Stored data
-*-*-

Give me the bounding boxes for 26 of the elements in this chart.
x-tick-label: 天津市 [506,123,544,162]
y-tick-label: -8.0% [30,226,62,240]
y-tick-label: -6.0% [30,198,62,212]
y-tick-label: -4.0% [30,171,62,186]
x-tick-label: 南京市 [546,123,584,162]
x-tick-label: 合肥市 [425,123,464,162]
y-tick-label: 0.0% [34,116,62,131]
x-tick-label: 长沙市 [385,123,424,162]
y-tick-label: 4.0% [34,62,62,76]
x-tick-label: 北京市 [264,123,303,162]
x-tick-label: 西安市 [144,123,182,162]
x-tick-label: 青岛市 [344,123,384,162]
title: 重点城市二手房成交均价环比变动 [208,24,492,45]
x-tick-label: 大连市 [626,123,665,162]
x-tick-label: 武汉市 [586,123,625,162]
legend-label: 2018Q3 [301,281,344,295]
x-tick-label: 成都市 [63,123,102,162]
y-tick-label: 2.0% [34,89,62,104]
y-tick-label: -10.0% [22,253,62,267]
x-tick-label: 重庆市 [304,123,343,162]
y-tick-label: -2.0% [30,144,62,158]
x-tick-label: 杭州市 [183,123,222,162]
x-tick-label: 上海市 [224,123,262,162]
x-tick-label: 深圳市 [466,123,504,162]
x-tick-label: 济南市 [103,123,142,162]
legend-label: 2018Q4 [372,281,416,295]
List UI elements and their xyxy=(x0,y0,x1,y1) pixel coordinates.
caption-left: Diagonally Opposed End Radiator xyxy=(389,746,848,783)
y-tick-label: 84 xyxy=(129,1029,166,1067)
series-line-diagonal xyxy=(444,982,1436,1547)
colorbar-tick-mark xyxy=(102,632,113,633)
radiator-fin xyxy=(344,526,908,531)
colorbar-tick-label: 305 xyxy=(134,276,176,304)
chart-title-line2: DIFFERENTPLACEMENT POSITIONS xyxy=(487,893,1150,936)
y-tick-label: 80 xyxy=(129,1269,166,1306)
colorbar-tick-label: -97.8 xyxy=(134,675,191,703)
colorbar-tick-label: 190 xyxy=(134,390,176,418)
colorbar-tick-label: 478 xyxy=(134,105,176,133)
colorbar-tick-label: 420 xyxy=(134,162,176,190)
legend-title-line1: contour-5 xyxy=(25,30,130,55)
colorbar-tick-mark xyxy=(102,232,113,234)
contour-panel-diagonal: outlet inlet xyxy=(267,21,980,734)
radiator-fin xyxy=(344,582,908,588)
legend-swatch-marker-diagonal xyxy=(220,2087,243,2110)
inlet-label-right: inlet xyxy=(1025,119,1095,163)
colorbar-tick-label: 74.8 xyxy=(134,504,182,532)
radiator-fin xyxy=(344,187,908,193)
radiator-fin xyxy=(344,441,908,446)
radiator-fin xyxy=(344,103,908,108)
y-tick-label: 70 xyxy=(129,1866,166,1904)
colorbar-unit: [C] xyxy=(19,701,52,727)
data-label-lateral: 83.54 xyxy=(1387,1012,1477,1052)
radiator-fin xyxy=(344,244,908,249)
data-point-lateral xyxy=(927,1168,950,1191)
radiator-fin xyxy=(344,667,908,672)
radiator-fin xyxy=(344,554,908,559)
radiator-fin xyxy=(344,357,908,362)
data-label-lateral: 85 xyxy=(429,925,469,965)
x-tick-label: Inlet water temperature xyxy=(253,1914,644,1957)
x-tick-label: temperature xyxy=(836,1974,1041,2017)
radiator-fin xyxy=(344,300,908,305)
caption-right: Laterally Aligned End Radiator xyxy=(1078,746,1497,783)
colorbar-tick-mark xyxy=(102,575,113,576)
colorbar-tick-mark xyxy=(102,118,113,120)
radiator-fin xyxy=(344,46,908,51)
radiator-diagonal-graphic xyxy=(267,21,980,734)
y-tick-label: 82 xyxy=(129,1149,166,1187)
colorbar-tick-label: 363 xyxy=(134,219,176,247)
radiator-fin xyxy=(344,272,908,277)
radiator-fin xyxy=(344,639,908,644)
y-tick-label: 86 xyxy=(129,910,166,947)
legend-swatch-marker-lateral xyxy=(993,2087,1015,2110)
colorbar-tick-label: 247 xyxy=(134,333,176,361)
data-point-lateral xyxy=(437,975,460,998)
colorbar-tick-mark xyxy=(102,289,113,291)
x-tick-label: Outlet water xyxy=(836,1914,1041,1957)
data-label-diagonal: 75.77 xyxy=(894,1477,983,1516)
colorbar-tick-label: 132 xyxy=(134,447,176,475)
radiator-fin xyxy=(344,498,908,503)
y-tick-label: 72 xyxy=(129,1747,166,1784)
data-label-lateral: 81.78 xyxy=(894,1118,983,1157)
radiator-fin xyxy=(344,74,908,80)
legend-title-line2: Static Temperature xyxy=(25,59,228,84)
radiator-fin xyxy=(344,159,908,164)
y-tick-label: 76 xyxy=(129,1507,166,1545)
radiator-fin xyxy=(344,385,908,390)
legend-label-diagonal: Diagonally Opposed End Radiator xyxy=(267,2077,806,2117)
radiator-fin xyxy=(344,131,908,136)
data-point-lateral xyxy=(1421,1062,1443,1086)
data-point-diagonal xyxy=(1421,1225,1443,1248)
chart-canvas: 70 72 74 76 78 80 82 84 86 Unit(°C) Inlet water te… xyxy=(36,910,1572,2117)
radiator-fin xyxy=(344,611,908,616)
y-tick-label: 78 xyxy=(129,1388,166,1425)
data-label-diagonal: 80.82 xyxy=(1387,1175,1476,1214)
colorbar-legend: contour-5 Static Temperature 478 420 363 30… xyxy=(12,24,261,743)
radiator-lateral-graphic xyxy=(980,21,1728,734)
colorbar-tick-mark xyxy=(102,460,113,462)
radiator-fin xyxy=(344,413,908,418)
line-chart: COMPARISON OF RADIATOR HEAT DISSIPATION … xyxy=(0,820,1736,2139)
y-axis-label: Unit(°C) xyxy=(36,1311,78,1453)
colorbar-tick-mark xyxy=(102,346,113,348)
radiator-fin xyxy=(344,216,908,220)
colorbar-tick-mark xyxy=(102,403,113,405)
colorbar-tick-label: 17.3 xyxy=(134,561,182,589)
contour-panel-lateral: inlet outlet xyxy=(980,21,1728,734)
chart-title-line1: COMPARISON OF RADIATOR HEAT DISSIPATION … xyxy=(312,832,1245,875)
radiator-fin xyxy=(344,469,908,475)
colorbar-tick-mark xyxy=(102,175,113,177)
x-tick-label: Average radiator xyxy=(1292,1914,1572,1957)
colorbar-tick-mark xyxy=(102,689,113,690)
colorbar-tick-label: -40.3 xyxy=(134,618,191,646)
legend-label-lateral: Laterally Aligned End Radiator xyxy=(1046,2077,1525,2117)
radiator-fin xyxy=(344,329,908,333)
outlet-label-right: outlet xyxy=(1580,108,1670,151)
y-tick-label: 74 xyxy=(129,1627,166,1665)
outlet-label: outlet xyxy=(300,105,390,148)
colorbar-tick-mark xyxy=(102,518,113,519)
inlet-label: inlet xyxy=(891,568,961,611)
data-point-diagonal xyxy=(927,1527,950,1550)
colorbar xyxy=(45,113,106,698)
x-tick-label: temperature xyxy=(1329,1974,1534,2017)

-*-*-

The exercise:
Reproduce every line of the stored data above without any change.

The completed task:
Give me the bounding boxes for 26 of the elements in this chart.
x-tick-label: 天津市 [506,123,544,162]
y-tick-label: -8.0% [30,226,62,240]
y-tick-label: -6.0% [30,198,62,212]
y-tick-label: -4.0% [30,171,62,186]
x-tick-label: 南京市 [546,123,584,162]
x-tick-label: 合肥市 [425,123,464,162]
y-tick-label: 0.0% [34,116,62,131]
x-tick-label: 长沙市 [385,123,424,162]
y-tick-label: 4.0% [34,62,62,76]
x-tick-label: 北京市 [264,123,303,162]
x-tick-label: 西安市 [144,123,182,162]
x-tick-label: 青岛市 [344,123,384,162]
title: 重点城市二手房成交均价环比变动 [208,24,492,45]
x-tick-label: 大连市 [626,123,665,162]
x-tick-label: 武汉市 [586,123,625,162]
legend-label: 2018Q3 [301,281,344,295]
x-tick-label: 成都市 [63,123,102,162]
y-tick-label: 2.0% [34,89,62,104]
y-tick-label: -10.0% [22,253,62,267]
x-tick-label: 重庆市 [304,123,343,162]
y-tick-label: -2.0% [30,144,62,158]
x-tick-label: 杭州市 [183,123,222,162]
x-tick-label: 上海市 [224,123,262,162]
x-tick-label: 深圳市 [466,123,504,162]
x-tick-label: 济南市 [103,123,142,162]
legend-label: 2018Q4 [372,281,416,295]
List UI elements and their xyxy=(x0,y0,x1,y1) pixel coordinates.
caption-left: Diagonally Opposed End Radiator xyxy=(389,746,848,783)
y-tick-label: 84 xyxy=(129,1029,166,1067)
series-line-diagonal xyxy=(444,982,1436,1547)
colorbar-tick-mark xyxy=(102,632,113,633)
radiator-fin xyxy=(344,526,908,531)
colorbar-tick-label: 305 xyxy=(134,276,176,304)
chart-title-line2: DIFFERENTPLACEMENT POSITIONS xyxy=(487,893,1150,936)
y-tick-label: 80 xyxy=(129,1269,166,1306)
colorbar-tick-label: -97.8 xyxy=(134,675,191,703)
colorbar-tick-label: 190 xyxy=(134,390,176,418)
colorbar-tick-label: 478 xyxy=(134,105,176,133)
colorbar-tick-label: 420 xyxy=(134,162,176,190)
legend-title-line1: contour-5 xyxy=(25,30,130,55)
colorbar-tick-mark xyxy=(102,232,113,234)
contour-panel-diagonal: outlet inlet xyxy=(267,21,980,734)
radiator-fin xyxy=(344,582,908,588)
legend-swatch-marker-diagonal xyxy=(220,2087,243,2110)
inlet-label-right: inlet xyxy=(1025,119,1095,163)
colorbar-tick-label: 74.8 xyxy=(134,504,182,532)
radiator-fin xyxy=(344,187,908,193)
radiator-fin xyxy=(344,441,908,446)
radiator-fin xyxy=(344,103,908,108)
y-tick-label: 70 xyxy=(129,1866,166,1904)
colorbar-unit: [C] xyxy=(19,701,52,727)
data-label-lateral: 83.54 xyxy=(1387,1012,1477,1052)
radiator-fin xyxy=(344,244,908,249)
data-point-lateral xyxy=(927,1168,950,1191)
radiator-fin xyxy=(344,667,908,672)
radiator-fin xyxy=(344,554,908,559)
radiator-fin xyxy=(344,357,908,362)
data-label-lateral: 85 xyxy=(429,925,469,965)
x-tick-label: Inlet water temperature xyxy=(253,1914,644,1957)
x-tick-label: temperature xyxy=(836,1974,1041,2017)
radiator-fin xyxy=(344,300,908,305)
caption-right: Laterally Aligned End Radiator xyxy=(1078,746,1497,783)
colorbar-tick-mark xyxy=(102,575,113,576)
colorbar-tick-mark xyxy=(102,118,113,120)
radiator-fin xyxy=(344,46,908,51)
radiator-diagonal-graphic xyxy=(267,21,980,734)
y-tick-label: 82 xyxy=(129,1149,166,1187)
colorbar-tick-label: 363 xyxy=(134,219,176,247)
radiator-fin xyxy=(344,272,908,277)
radiator-fin xyxy=(344,639,908,644)
y-tick-label: 86 xyxy=(129,910,166,947)
legend-swatch-marker-lateral xyxy=(993,2087,1015,2110)
colorbar-tick-label: 247 xyxy=(134,333,176,361)
data-point-lateral xyxy=(437,975,460,998)
colorbar-tick-mark xyxy=(102,289,113,291)
x-tick-label: Outlet water xyxy=(836,1914,1041,1957)
data-label-diagonal: 75.77 xyxy=(894,1477,983,1516)
colorbar-tick-label: 132 xyxy=(134,447,176,475)
radiator-fin xyxy=(344,498,908,503)
y-tick-label: 72 xyxy=(129,1747,166,1784)
data-label-lateral: 81.78 xyxy=(894,1118,983,1157)
radiator-fin xyxy=(344,74,908,80)
legend-title-line2: Static Temperature xyxy=(25,59,228,84)
radiator-fin xyxy=(344,159,908,164)
y-tick-label: 76 xyxy=(129,1507,166,1545)
radiator-fin xyxy=(344,385,908,390)
legend-label-diagonal: Diagonally Opposed End Radiator xyxy=(267,2077,806,2117)
radiator-fin xyxy=(344,131,908,136)
data-point-lateral xyxy=(1421,1062,1443,1086)
data-point-diagonal xyxy=(1421,1225,1443,1248)
chart-canvas: 70 72 74 76 78 80 82 84 86 Unit(°C) Inlet water te… xyxy=(36,910,1572,2117)
radiator-fin xyxy=(344,611,908,616)
y-tick-label: 78 xyxy=(129,1388,166,1425)
data-label-diagonal: 80.82 xyxy=(1387,1175,1476,1214)
colorbar-legend: contour-5 Static Temperature 478 420 363 30… xyxy=(12,24,261,743)
radiator-lateral-graphic xyxy=(980,21,1728,734)
colorbar-tick-mark xyxy=(102,460,113,462)
radiator-fin xyxy=(344,413,908,418)
line-chart: COMPARISON OF RADIATOR HEAT DISSIPATION … xyxy=(0,820,1736,2139)
y-axis-label: Unit(°C) xyxy=(36,1311,78,1453)
colorbar-tick-mark xyxy=(102,346,113,348)
radiator-fin xyxy=(344,216,908,220)
colorbar-tick-mark xyxy=(102,403,113,405)
colorbar-tick-label: 17.3 xyxy=(134,561,182,589)
contour-panel-lateral: inlet outlet xyxy=(980,21,1728,734)
chart-title-line1: COMPARISON OF RADIATOR HEAT DISSIPATION … xyxy=(312,832,1245,875)
radiator-fin xyxy=(344,469,908,475)
colorbar-tick-mark xyxy=(102,175,113,177)
x-tick-label: Average radiator xyxy=(1292,1914,1572,1957)
colorbar-tick-mark xyxy=(102,689,113,690)
colorbar-tick-label: -40.3 xyxy=(134,618,191,646)
legend-label-lateral: Laterally Aligned End Radiator xyxy=(1046,2077,1525,2117)
radiator-fin xyxy=(344,329,908,333)
outlet-label-right: outlet xyxy=(1580,108,1670,151)
y-tick-label: 74 xyxy=(129,1627,166,1665)
outlet-label: outlet xyxy=(300,105,390,148)
colorbar-tick-mark xyxy=(102,518,113,519)
inlet-label: inlet xyxy=(891,568,961,611)
data-point-diagonal xyxy=(927,1527,950,1550)
colorbar xyxy=(45,113,106,698)
x-tick-label: temperature xyxy=(1329,1974,1534,2017)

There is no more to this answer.